### WHAT IS REQUIRED
In the data below, find each line containing the string "more" and return it.

### DATA FOR THIS TASK
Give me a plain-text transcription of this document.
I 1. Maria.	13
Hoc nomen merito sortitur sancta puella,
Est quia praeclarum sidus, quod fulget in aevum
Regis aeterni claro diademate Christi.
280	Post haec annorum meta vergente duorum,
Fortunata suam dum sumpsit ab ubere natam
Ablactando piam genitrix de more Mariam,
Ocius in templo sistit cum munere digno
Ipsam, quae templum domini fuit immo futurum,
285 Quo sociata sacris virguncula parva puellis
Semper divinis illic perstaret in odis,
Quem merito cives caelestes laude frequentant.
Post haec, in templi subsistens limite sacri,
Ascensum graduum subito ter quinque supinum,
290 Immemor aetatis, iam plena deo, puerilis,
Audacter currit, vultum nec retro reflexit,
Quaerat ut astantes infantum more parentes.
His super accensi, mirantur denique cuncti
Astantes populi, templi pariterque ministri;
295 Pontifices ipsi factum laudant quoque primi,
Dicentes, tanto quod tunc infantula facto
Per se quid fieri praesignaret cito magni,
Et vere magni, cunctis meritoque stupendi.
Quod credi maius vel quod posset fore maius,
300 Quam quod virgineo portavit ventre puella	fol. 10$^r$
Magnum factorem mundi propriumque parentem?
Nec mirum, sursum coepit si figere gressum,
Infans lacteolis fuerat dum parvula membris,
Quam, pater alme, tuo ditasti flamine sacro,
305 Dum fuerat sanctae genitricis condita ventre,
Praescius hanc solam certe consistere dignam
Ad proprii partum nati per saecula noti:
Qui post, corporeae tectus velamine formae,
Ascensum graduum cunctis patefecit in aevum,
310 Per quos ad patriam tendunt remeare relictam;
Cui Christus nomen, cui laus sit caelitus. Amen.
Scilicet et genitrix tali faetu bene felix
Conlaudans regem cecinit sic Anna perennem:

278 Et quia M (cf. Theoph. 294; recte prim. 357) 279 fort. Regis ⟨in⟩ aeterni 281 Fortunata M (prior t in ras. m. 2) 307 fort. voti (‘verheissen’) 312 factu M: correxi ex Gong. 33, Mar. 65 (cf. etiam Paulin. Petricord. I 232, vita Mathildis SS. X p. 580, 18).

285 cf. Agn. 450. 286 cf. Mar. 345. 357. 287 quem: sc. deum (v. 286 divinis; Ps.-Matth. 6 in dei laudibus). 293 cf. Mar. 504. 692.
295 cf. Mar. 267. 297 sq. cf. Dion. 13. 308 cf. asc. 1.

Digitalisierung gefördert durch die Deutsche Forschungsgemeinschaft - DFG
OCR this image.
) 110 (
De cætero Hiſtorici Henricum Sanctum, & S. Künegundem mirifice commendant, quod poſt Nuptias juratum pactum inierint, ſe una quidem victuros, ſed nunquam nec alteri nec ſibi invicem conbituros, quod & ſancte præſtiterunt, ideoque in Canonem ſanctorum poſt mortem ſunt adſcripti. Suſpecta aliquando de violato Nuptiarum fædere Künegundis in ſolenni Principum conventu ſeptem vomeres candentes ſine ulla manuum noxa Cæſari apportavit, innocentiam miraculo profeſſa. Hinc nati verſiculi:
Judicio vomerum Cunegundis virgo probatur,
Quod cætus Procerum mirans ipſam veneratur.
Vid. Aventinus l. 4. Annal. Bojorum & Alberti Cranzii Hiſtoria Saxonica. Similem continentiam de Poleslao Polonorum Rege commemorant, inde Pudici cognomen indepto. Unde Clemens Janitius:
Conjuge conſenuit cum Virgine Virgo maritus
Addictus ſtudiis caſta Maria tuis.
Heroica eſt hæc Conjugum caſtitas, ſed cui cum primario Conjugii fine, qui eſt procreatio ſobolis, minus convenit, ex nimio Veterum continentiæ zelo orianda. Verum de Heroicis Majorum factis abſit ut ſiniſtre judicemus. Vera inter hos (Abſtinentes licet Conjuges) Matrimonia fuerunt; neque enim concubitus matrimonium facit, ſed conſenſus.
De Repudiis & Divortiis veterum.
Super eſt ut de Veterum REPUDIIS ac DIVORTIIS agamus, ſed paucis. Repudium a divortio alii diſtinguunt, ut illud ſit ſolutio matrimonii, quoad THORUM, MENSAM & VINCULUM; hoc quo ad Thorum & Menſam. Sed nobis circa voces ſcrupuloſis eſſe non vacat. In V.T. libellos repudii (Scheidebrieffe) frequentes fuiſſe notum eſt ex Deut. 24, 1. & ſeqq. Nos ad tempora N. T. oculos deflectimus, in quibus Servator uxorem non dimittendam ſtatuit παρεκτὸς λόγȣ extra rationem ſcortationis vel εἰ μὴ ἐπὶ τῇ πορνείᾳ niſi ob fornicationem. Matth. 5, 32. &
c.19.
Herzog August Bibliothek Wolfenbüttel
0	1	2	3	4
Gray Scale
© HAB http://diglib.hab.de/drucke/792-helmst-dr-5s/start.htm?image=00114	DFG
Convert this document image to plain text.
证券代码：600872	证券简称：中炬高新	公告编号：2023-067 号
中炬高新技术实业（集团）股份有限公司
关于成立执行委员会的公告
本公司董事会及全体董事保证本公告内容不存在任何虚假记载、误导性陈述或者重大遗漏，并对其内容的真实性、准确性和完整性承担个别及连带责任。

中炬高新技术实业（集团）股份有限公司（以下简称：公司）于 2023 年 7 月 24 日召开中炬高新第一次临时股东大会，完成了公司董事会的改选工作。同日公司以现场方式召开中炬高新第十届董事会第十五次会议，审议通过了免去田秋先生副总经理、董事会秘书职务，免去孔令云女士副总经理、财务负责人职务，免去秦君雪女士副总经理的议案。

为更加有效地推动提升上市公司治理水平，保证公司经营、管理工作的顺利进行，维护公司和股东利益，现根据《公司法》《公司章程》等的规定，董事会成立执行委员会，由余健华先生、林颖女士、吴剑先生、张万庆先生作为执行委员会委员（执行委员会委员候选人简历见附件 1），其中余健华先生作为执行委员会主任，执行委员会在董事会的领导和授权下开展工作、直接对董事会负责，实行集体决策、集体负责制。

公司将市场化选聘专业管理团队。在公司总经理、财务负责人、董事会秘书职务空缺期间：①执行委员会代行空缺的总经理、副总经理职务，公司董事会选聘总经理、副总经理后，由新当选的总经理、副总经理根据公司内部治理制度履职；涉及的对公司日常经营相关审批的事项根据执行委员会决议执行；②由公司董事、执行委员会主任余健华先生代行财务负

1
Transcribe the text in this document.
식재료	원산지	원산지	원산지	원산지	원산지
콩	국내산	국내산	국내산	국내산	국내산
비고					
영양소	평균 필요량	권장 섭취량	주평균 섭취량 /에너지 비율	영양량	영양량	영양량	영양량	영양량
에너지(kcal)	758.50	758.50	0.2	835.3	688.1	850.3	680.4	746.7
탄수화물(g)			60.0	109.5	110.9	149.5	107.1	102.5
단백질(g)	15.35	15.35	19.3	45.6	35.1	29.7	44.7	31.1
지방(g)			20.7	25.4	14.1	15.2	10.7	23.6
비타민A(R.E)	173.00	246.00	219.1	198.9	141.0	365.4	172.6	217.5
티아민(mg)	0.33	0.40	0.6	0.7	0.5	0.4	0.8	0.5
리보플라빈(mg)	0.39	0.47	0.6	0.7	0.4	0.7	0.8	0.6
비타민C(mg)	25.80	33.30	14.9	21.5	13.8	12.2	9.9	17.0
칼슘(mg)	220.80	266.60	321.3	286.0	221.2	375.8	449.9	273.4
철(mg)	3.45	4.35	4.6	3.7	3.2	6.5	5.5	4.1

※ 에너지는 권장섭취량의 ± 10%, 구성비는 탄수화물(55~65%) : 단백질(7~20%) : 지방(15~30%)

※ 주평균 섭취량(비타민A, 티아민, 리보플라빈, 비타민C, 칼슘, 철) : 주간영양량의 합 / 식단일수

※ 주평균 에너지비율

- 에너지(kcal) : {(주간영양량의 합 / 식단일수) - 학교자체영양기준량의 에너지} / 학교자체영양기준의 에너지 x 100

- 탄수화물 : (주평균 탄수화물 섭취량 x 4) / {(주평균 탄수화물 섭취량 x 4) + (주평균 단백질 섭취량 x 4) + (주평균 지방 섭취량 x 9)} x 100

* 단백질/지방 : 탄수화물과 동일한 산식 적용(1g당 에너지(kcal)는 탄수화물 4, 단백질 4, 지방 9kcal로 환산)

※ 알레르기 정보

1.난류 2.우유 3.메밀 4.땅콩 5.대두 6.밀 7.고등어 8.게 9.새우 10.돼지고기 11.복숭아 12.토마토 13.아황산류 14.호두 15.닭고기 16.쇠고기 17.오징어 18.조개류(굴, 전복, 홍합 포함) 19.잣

### RESPONSE BELOW
Ablactando piam genitrix de more Mariam,
Quaerat ut astantes infantum more parentes.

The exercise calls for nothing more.